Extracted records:
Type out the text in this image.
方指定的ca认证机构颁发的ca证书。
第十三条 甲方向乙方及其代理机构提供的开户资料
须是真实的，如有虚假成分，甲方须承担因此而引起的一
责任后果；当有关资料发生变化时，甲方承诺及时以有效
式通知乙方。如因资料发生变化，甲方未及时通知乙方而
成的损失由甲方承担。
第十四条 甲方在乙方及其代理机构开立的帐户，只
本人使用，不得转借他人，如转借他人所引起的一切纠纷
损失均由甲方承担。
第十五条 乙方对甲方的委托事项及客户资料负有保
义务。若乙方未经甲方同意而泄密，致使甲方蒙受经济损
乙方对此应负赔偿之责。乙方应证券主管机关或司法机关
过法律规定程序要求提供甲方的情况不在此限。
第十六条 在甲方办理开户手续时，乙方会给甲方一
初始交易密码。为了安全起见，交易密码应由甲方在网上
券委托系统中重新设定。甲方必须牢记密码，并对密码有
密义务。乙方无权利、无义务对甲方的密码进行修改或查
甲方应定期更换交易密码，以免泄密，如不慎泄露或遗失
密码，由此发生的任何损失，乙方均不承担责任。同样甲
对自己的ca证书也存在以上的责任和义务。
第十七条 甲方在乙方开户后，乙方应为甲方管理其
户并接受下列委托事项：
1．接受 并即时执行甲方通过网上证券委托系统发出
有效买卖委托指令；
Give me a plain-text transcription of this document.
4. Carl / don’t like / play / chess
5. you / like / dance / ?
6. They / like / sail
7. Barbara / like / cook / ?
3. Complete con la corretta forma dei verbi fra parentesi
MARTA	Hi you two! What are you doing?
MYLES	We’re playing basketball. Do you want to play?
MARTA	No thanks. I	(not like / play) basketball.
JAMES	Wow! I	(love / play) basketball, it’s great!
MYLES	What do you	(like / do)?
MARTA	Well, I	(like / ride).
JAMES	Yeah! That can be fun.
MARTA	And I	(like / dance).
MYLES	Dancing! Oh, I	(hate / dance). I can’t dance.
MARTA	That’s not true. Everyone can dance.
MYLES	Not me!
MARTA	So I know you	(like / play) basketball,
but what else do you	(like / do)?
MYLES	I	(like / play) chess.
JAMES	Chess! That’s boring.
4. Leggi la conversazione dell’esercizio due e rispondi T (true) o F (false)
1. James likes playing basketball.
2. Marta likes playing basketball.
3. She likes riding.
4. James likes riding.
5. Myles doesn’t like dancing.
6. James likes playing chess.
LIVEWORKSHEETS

◆ **Exercise instructions**
Please quote every record above exactly as it appears.

◆ **Reply to the task**
Type out the text in this image.
方指定的ca认证机构颁发的ca证书。
第十三条 甲方向乙方及其代理机构提供的开户资料
须是真实的，如有虚假成分，甲方须承担因此而引起的一
责任后果；当有关资料发生变化时，甲方承诺及时以有效
式通知乙方。如因资料发生变化，甲方未及时通知乙方而
成的损失由甲方承担。
第十四条 甲方在乙方及其代理机构开立的帐户，只
本人使用，不得转借他人，如转借他人所引起的一切纠纷
损失均由甲方承担。
第十五条 乙方对甲方的委托事项及客户资料负有保
义务。若乙方未经甲方同意而泄密，致使甲方蒙受经济损
乙方对此应负赔偿之责。乙方应证券主管机关或司法机关
过法律规定程序要求提供甲方的情况不在此限。
第十六条 在甲方办理开户手续时，乙方会给甲方一
初始交易密码。为了安全起见，交易密码应由甲方在网上
券委托系统中重新设定。甲方必须牢记密码，并对密码有
密义务。乙方无权利、无义务对甲方的密码进行修改或查
甲方应定期更换交易密码，以免泄密，如不慎泄露或遗失
密码，由此发生的任何损失，乙方均不承担责任。同样甲
对自己的ca证书也存在以上的责任和义务。
第十七条 甲方在乙方开户后，乙方应为甲方管理其
户并接受下列委托事项：
1．接受 并即时执行甲方通过网上证券委托系统发出
有效买卖委托指令；
Give me a plain-text transcription of this document.
4. Carl / don’t like / play / chess
5. you / like / dance / ?
6. They / like / sail
7. Barbara / like / cook / ?
3. Complete con la corretta forma dei verbi fra parentesi
MARTA	Hi you two! What are you doing?
MYLES	We’re playing basketball. Do you want to play?
MARTA	No thanks. I	(not like / play) basketball.
JAMES	Wow! I	(love / play) basketball, it’s great!
MYLES	What do you	(like / do)?
MARTA	Well, I	(like / ride).
JAMES	Yeah! That can be fun.
MARTA	And I	(like / dance).
MYLES	Dancing! Oh, I	(hate / dance). I can’t dance.
MARTA	That’s not true. Everyone can dance.
MYLES	Not me!
MARTA	So I know you	(like / play) basketball,
but what else do you	(like / do)?
MYLES	I	(like / play) chess.
JAMES	Chess! That’s boring.
4. Leggi la conversazione dell’esercizio due e rispondi T (true) o F (false)
1. James likes playing basketball.
2. Marta likes playing basketball.
3. She likes riding.
4. James likes riding.
5. Myles doesn’t like dancing.
6. James likes playing chess.
LIVEWORKSHEETS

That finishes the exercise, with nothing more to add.